[Stored records]

────────────────

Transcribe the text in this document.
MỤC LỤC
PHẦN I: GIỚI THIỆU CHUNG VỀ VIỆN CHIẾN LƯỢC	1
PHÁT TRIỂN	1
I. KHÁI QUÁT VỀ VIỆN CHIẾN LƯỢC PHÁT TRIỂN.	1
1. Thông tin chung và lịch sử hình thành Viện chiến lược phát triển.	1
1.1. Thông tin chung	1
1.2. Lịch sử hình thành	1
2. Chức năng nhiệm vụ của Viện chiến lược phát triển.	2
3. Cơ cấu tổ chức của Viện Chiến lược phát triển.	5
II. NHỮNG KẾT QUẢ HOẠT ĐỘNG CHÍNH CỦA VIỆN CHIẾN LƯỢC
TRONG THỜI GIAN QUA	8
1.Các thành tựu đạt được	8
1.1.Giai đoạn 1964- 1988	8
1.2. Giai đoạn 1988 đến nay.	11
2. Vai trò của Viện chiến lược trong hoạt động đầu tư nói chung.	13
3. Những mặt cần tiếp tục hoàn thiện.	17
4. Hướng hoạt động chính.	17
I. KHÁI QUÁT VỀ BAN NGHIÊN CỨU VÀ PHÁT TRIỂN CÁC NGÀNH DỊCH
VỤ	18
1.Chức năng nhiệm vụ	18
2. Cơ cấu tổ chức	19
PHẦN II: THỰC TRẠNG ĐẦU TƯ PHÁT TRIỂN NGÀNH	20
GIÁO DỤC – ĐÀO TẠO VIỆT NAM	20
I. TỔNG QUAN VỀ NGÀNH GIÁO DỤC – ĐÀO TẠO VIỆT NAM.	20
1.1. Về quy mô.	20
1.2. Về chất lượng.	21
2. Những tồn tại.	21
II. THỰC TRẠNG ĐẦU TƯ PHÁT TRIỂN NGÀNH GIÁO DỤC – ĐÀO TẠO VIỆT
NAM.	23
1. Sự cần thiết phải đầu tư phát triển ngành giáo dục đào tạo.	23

────────────────

> WHAT IS ASKED
Repeat all of the records above exactly as written.

> FINISHED ANSWER
Transcribe the text in this document.
MỤC LỤC
PHẦN I: GIỚI THIỆU CHUNG VỀ VIỆN CHIẾN LƯỢC	1
PHÁT TRIỂN	1
I. KHÁI QUÁT VỀ VIỆN CHIẾN LƯỢC PHÁT TRIỂN.	1
1. Thông tin chung và lịch sử hình thành Viện chiến lược phát triển.	1
1.1. Thông tin chung	1
1.2. Lịch sử hình thành	1
2. Chức năng nhiệm vụ của Viện chiến lược phát triển.	2
3. Cơ cấu tổ chức của Viện Chiến lược phát triển.	5
II. NHỮNG KẾT QUẢ HOẠT ĐỘNG CHÍNH CỦA VIỆN CHIẾN LƯỢC
TRONG THỜI GIAN QUA	8
1.Các thành tựu đạt được	8
1.1.Giai đoạn 1964- 1988	8
1.2. Giai đoạn 1988 đến nay.	11
2. Vai trò của Viện chiến lược trong hoạt động đầu tư nói chung.	13
3. Những mặt cần tiếp tục hoàn thiện.	17
4. Hướng hoạt động chính.	17
I. KHÁI QUÁT VỀ BAN NGHIÊN CỨU VÀ PHÁT TRIỂN CÁC NGÀNH DỊCH
VỤ	18
1.Chức năng nhiệm vụ	18
2. Cơ cấu tổ chức	19
PHẦN II: THỰC TRẠNG ĐẦU TƯ PHÁT TRIỂN NGÀNH	20
GIÁO DỤC – ĐÀO TẠO VIỆT NAM	20
I. TỔNG QUAN VỀ NGÀNH GIÁO DỤC – ĐÀO TẠO VIỆT NAM.	20
1.1. Về quy mô.	20
1.2. Về chất lượng.	21
2. Những tồn tại.	21
II. THỰC TRẠNG ĐẦU TƯ PHÁT TRIỂN NGÀNH GIÁO DỤC – ĐÀO TẠO VIỆT
NAM.	23
1. Sự cần thiết phải đầu tư phát triển ngành giáo dục đào tạo.	23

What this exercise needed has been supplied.